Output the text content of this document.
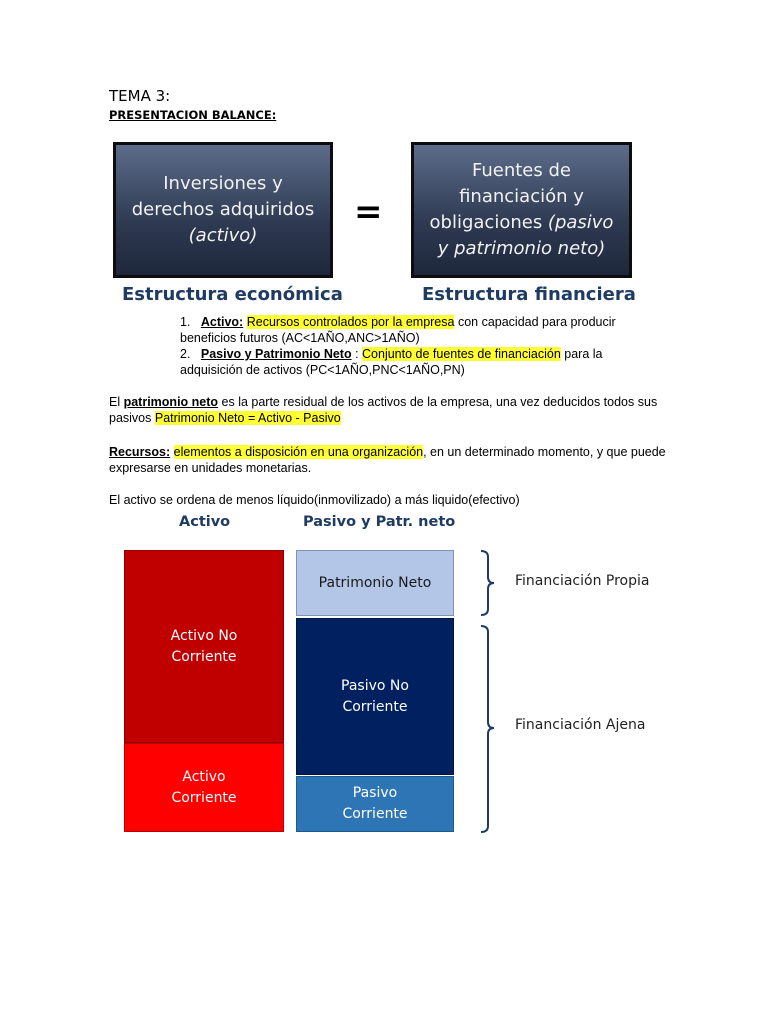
TEMA 3:
PRESENTACION BALANCE:
Inversiones y
derechos adquiridos
(activo)
=
Fuentes de
financiación y
obligaciones (pasivo
y patrimonio neto)
Estructura económica	Estructura financiera
1. Activo: Recursos controlados por la empresa con capacidad para producir beneficios futuros (AC<1AÑO,ANC>1AÑO)
2. Pasivo y Patrimonio Neto : Conjunto de fuentes de financiación para la adquisición de activos (PC<1AÑO,PNC<1AÑO,PN)
El patrimonio neto es la parte residual de los activos de la empresa, una vez deducidos todos sus pasivos Patrimonio Neto = Activo - Pasivo
Recursos: elementos a disposición en una organización, en un determinado momento, y que puede expresarse en unidades monetarias.
El activo se ordena de menos líquido(inmovilizado) a más liquido(efectivo)
Activo	Pasivo y Patr. neto
Activo No
Corriente
Activo
Corriente
Patrimonio Neto
Pasivo No
Corriente
Pasivo
Corriente
Financiación Propia
Financiación Ajena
※ ※ ※
**Your goal:** Return to the listing above and set it down exactly, leaving out its pictures.

**Problem solution:**
Output the text content of this document.
TEMA 3:
PRESENTACION BALANCE:
Inversiones y
derechos adquiridos
(activo)
=
Fuentes de
financiación y
obligaciones (pasivo
y patrimonio neto)
Estructura económica	Estructura financiera
1. Activo: Recursos controlados por la empresa con capacidad para producir beneficios futuros (AC<1AÑO,ANC>1AÑO)
2. Pasivo y Patrimonio Neto : Conjunto de fuentes de financiación para la adquisición de activos (PC<1AÑO,PNC<1AÑO,PN)
El patrimonio neto es la parte residual de los activos de la empresa, una vez deducidos todos sus pasivos Patrimonio Neto = Activo - Pasivo
Recursos: elementos a disposición en una organización, en un determinado momento, y que puede expresarse en unidades monetarias.
El activo se ordena de menos líquido(inmovilizado) a más liquido(efectivo)
Activo	Pasivo y Patr. neto
Activo No
Corriente
Activo
Corriente
Patrimonio Neto
Pasivo No
Corriente
Pasivo
Corriente
Financiación Propia
Financiación Ajena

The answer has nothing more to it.